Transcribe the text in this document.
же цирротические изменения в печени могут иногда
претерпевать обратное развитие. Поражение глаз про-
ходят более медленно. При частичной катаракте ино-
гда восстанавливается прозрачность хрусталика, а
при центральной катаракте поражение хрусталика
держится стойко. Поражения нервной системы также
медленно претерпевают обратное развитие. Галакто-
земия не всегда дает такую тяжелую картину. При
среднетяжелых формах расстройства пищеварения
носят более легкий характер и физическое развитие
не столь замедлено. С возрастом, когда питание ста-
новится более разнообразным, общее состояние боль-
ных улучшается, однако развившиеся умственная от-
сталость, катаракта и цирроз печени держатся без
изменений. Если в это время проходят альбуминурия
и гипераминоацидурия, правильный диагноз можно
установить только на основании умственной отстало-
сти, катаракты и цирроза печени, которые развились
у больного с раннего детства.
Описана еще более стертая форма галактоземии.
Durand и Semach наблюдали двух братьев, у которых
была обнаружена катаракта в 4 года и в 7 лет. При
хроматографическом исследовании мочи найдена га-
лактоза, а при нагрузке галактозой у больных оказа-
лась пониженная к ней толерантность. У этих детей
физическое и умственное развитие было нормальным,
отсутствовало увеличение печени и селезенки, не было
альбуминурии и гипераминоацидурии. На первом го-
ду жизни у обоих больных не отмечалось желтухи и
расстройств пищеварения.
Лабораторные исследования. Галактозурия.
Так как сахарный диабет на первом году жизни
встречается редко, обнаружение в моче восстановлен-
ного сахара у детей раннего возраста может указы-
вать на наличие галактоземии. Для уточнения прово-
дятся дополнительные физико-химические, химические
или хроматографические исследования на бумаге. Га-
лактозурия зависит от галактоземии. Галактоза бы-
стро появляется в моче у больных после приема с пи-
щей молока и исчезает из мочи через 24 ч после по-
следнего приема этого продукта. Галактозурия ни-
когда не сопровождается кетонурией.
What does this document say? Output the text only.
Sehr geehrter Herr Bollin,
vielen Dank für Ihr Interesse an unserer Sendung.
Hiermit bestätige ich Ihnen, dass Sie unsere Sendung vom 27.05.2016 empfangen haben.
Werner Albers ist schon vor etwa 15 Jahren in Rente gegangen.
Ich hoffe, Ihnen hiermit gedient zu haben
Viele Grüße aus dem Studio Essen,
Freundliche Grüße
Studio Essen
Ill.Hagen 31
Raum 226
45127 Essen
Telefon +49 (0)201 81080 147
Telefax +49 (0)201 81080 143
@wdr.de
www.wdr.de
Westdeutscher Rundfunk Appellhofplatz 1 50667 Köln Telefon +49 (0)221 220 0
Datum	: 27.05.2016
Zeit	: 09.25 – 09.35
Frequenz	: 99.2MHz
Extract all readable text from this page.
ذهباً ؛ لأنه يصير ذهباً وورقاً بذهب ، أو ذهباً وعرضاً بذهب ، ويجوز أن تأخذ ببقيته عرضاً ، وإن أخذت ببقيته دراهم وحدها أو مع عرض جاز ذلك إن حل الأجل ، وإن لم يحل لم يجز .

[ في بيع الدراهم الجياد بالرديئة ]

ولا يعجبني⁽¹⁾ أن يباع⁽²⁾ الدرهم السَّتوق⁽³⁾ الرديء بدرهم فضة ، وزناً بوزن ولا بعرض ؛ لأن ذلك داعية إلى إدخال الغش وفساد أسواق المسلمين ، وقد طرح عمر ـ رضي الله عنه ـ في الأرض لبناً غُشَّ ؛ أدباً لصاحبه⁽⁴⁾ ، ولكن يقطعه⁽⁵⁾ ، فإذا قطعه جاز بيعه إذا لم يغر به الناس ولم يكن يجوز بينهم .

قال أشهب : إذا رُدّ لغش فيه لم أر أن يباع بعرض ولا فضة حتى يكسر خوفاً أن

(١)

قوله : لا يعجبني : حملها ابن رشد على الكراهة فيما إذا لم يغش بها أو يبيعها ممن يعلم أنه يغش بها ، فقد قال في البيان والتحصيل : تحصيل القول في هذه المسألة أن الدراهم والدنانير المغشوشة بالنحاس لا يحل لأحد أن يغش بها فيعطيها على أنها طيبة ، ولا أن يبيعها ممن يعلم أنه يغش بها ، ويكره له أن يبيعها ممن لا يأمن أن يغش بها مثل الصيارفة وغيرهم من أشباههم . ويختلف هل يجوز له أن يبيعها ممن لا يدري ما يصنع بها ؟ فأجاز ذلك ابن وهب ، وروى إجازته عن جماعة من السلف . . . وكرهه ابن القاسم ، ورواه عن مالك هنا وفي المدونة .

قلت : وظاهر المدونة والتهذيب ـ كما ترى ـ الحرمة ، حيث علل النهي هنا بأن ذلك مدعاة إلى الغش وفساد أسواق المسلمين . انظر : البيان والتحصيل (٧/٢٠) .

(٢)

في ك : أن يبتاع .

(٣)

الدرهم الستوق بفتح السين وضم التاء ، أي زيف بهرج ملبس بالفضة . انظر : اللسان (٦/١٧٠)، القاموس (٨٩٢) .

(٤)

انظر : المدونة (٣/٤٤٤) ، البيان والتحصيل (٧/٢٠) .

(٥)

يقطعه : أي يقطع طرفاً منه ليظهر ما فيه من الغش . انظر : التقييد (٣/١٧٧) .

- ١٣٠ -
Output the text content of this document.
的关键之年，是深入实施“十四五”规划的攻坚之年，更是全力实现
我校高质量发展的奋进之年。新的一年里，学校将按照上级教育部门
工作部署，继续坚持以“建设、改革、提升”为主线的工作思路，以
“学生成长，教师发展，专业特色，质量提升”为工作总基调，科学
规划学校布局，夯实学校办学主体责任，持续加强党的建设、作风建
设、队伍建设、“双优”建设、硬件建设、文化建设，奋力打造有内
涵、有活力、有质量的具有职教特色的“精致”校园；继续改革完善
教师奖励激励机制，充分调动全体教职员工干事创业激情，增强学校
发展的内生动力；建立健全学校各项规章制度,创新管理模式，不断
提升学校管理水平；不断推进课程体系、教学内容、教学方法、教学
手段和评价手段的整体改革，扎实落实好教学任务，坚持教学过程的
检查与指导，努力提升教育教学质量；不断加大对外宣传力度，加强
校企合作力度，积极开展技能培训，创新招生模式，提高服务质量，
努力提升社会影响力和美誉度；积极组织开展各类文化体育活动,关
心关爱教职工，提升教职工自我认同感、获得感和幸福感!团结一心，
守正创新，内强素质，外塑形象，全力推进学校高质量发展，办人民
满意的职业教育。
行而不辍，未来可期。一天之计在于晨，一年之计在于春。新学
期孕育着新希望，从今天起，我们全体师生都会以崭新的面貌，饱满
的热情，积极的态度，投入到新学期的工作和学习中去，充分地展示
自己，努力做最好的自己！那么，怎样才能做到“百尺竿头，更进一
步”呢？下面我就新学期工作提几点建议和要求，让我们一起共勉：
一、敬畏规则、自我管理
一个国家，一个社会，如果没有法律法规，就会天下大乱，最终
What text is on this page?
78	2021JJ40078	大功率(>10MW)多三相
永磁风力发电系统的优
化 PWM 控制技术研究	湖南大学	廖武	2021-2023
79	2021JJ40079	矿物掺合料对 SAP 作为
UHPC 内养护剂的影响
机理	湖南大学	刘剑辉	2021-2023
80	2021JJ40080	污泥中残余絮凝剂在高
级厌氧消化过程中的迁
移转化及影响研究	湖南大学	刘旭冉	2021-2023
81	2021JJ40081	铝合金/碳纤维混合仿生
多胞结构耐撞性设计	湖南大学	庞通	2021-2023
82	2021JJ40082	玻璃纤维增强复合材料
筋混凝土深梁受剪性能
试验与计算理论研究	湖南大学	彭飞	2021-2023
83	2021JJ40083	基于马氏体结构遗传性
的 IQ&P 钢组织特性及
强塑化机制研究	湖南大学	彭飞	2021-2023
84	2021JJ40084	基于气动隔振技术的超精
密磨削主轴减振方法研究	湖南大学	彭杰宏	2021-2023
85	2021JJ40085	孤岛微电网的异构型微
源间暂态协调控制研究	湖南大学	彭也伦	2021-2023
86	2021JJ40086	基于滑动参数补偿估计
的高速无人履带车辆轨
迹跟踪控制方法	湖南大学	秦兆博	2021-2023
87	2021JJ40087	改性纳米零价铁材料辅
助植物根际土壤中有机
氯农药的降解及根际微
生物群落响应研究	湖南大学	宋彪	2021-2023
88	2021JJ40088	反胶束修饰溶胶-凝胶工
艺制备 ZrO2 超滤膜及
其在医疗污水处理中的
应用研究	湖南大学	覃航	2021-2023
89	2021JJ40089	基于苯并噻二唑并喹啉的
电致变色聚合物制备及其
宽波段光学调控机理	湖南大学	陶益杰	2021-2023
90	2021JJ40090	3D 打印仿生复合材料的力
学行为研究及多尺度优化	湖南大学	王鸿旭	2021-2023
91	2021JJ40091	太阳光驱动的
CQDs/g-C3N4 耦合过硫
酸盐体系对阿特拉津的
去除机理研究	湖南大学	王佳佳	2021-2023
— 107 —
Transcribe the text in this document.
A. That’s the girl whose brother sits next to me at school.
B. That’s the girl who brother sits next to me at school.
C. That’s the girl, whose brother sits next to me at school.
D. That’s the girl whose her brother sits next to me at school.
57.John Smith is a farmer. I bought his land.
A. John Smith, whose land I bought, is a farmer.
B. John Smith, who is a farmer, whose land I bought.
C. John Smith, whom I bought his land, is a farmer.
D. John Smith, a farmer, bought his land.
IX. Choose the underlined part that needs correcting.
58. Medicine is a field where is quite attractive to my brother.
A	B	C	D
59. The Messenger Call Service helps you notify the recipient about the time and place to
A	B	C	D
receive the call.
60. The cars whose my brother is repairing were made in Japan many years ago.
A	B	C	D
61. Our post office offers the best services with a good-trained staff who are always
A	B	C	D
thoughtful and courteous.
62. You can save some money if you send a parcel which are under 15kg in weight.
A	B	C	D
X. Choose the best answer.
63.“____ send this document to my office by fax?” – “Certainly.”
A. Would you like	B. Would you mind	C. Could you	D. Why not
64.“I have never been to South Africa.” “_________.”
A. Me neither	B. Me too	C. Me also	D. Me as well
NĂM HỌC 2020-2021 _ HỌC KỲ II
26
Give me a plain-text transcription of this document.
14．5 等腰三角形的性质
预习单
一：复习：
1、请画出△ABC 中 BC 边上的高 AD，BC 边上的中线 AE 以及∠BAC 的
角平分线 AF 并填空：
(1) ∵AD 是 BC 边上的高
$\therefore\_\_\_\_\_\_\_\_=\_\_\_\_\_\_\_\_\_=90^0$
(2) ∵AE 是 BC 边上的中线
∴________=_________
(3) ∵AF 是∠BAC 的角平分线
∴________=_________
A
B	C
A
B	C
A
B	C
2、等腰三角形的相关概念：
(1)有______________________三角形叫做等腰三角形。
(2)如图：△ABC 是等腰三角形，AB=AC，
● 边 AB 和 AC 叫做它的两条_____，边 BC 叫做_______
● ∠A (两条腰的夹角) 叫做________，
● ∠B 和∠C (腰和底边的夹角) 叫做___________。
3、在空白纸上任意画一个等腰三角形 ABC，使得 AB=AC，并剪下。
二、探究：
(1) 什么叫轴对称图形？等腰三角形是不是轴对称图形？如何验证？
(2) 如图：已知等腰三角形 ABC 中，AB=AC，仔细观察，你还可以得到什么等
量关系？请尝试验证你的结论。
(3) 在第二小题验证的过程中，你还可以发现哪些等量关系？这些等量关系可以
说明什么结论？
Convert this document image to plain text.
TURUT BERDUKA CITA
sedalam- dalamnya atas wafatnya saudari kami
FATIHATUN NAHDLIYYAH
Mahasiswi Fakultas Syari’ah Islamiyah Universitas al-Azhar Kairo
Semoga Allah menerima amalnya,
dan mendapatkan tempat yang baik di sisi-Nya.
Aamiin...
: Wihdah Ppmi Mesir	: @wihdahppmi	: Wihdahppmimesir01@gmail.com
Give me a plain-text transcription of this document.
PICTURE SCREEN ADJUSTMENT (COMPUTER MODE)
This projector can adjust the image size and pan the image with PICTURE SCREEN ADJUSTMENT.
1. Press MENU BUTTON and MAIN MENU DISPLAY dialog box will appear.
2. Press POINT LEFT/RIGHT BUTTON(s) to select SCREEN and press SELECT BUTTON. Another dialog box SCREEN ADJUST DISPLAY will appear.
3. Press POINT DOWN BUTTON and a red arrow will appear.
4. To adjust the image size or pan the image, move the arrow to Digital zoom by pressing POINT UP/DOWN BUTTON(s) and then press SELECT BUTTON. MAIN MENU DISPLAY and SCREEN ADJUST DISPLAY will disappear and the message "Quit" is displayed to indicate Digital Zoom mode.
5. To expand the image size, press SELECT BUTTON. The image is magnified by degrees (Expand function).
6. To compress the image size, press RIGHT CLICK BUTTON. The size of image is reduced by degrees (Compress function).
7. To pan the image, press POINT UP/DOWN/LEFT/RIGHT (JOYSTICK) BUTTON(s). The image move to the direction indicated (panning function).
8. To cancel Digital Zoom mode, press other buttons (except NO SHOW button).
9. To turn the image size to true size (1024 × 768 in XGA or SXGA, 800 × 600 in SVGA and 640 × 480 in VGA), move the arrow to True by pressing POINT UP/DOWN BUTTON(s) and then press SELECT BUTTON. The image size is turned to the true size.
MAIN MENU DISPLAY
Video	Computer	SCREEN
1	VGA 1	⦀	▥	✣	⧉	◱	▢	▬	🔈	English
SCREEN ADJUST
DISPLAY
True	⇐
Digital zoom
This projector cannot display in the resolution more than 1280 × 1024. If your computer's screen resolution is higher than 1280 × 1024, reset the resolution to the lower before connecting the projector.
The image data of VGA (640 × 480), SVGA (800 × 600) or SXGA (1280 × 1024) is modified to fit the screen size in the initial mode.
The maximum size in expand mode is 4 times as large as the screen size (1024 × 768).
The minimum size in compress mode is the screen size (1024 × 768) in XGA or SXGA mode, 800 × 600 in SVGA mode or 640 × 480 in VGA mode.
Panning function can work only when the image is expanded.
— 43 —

◆ ◆ ◆ ◆ ◆

● PROBLEM STATEMENT:
Pull out every line above that holds the word "Output".

● RIGHT ANSWER:
What does this document say? Output the text only.
Output the text content of this document.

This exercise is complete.